### SHORT EXERCISE
Report back each line of the records that contains the string "Textgröße".

### RECORD SET

= = = = =

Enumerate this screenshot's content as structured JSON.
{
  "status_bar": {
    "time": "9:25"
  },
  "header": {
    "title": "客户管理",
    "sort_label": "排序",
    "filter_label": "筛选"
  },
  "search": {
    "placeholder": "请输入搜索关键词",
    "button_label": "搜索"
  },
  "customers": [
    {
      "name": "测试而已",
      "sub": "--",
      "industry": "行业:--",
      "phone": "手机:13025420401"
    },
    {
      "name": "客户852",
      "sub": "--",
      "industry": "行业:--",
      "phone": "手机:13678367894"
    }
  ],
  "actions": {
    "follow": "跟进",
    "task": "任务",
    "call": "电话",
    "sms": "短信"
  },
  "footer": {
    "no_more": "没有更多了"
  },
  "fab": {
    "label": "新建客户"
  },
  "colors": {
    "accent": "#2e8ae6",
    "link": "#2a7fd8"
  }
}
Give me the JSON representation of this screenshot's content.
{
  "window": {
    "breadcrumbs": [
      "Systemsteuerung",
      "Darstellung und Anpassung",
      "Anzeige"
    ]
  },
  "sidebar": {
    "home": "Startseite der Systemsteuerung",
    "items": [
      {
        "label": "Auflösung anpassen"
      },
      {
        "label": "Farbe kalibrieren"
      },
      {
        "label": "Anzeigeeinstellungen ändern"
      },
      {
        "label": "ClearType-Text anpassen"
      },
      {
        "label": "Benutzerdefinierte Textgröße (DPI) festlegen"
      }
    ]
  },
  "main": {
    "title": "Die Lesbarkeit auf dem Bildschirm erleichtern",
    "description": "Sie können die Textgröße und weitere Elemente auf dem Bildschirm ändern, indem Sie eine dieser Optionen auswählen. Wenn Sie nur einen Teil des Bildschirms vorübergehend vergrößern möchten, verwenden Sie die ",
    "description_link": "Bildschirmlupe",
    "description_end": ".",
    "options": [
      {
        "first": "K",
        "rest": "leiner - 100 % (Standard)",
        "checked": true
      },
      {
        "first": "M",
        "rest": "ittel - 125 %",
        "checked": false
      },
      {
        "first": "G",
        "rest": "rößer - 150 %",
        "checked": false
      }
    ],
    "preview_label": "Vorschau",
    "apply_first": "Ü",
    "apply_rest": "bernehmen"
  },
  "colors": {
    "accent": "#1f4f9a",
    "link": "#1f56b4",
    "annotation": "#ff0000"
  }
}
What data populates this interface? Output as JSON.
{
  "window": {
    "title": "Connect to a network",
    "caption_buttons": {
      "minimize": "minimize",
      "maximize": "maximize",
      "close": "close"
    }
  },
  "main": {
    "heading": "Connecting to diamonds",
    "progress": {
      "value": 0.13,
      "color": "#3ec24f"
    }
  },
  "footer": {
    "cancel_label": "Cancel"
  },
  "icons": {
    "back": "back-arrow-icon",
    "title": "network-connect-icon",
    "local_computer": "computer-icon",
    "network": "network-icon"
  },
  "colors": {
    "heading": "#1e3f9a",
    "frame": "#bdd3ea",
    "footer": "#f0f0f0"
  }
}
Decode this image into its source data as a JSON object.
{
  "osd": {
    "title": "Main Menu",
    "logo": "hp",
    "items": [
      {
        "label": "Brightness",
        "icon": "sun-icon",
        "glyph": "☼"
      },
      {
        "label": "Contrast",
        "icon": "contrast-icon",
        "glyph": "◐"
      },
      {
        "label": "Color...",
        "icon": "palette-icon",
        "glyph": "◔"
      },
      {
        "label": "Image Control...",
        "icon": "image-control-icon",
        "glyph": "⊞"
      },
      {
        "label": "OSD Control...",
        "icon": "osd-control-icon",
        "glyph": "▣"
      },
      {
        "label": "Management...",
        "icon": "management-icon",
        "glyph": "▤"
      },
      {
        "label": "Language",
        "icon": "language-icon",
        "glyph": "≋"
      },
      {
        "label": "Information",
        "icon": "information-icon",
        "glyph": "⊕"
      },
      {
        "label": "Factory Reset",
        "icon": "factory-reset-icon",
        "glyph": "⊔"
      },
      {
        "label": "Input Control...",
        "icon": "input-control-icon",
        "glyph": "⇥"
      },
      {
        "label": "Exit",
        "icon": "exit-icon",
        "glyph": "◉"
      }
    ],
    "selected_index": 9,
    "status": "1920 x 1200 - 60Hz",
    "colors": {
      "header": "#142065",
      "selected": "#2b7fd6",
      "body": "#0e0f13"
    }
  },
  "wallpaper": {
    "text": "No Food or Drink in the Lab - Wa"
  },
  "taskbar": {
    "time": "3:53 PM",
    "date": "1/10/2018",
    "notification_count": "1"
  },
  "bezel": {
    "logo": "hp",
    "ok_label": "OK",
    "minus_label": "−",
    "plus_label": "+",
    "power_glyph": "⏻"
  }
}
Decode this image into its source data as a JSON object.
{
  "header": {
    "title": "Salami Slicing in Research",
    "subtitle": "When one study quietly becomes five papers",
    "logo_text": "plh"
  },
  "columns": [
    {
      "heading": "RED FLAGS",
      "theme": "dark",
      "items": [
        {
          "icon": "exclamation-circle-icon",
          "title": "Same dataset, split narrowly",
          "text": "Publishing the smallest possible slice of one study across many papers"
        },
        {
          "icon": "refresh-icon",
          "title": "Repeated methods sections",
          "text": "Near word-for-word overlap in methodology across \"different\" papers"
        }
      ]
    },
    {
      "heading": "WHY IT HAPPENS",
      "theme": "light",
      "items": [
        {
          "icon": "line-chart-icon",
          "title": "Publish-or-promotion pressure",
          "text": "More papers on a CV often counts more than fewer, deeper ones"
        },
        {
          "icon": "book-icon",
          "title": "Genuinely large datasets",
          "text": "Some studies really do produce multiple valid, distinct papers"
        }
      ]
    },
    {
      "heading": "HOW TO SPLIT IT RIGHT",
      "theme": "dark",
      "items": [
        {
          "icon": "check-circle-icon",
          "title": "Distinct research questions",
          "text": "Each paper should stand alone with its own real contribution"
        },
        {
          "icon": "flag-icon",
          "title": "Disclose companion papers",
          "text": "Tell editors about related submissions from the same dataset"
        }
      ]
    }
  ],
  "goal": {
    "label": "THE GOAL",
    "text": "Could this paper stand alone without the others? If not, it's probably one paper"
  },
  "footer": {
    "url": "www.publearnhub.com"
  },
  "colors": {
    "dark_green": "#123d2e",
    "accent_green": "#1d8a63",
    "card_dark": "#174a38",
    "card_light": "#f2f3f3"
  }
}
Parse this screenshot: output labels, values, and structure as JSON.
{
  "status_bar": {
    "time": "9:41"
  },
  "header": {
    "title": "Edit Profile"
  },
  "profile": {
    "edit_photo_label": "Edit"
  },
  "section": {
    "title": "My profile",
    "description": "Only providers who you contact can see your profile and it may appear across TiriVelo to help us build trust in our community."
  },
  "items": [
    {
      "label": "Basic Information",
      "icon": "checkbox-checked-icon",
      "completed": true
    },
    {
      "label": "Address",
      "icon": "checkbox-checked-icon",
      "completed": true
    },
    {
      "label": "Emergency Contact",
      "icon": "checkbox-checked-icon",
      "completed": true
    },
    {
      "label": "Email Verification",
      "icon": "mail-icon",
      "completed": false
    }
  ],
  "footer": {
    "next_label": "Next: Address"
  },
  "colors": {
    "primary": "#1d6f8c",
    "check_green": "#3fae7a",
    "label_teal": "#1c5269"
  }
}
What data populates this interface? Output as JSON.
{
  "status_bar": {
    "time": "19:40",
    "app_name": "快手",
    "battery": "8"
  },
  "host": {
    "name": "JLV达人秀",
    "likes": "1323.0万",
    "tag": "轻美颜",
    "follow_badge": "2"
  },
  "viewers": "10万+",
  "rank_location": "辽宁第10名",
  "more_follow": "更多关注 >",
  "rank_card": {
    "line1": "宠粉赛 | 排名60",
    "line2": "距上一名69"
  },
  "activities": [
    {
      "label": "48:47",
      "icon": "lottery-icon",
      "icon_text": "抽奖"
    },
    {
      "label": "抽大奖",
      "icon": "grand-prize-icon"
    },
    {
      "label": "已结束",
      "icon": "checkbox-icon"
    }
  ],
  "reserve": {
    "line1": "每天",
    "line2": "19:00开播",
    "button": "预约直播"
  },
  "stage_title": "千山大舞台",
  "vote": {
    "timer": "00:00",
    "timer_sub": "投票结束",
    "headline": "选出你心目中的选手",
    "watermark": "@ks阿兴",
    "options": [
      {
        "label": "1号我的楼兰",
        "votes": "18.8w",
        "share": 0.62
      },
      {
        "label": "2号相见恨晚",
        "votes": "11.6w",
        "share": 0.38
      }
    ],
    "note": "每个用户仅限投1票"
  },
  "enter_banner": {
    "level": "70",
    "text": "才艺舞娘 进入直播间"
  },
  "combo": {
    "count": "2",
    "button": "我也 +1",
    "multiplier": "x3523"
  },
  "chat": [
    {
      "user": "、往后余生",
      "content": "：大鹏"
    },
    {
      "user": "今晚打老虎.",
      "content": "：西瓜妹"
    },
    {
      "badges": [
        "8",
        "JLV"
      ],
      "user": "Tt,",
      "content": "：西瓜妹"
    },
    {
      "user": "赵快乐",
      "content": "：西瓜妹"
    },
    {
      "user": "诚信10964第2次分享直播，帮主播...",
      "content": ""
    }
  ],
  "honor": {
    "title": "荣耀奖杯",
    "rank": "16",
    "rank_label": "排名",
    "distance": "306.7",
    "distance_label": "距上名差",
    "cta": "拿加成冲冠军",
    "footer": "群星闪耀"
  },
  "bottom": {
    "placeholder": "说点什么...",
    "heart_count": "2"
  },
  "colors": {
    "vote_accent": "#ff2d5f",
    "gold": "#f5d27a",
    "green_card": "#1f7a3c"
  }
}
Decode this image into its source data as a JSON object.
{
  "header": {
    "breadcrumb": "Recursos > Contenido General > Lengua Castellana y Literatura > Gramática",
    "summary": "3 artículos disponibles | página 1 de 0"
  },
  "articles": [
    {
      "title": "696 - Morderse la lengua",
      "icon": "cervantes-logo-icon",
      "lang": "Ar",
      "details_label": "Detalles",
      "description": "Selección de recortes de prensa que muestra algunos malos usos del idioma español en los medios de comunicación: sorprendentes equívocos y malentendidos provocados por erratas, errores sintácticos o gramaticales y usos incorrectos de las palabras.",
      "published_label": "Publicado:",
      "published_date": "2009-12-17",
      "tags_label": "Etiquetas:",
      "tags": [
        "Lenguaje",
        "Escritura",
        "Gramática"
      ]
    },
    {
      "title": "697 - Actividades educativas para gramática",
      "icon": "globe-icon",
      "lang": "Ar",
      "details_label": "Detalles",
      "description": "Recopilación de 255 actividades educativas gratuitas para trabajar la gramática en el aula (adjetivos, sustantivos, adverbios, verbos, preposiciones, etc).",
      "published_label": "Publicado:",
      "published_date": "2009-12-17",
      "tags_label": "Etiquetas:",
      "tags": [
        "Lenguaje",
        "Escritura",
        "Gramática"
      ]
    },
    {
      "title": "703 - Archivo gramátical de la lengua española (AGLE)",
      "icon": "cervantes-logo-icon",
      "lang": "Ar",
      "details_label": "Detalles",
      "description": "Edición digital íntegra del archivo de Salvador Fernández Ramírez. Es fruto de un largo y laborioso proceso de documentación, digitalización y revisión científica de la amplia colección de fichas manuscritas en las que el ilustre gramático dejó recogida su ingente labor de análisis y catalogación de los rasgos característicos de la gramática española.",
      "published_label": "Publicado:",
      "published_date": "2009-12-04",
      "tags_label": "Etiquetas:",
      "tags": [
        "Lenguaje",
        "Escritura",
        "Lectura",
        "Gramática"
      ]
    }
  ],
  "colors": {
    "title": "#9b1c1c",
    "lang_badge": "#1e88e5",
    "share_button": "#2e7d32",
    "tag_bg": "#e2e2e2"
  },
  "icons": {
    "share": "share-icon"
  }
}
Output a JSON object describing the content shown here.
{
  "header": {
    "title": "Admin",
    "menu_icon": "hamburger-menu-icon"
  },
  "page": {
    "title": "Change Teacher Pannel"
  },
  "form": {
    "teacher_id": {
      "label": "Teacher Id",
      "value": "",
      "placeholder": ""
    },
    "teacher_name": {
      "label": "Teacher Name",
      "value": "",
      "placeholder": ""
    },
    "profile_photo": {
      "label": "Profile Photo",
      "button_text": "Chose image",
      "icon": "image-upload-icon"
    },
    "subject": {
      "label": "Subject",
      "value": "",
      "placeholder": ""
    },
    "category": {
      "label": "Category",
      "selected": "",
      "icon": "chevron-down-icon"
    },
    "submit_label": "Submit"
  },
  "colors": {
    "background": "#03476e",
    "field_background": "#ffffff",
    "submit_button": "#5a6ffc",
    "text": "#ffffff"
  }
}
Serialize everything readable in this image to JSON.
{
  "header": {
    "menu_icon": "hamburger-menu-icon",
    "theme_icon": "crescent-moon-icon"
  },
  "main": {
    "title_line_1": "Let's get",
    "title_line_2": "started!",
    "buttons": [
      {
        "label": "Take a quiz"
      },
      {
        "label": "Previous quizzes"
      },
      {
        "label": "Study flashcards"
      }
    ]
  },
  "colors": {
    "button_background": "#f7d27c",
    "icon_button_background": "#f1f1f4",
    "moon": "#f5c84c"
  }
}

= = = = =

### SOLUTION TO THE PROBLEM
        "label": "Benutzerdefinierte Textgröße (DPI) festlegen"
    "description": "Sie können die Textgröße und weitere Elemente auf dem Bildschirm ändern, indem Sie eine dieser Optionen auswählen. Wenn Sie nur einen Teil des Bildschirms vorübergehend vergrößern möchten, verwenden Sie die ",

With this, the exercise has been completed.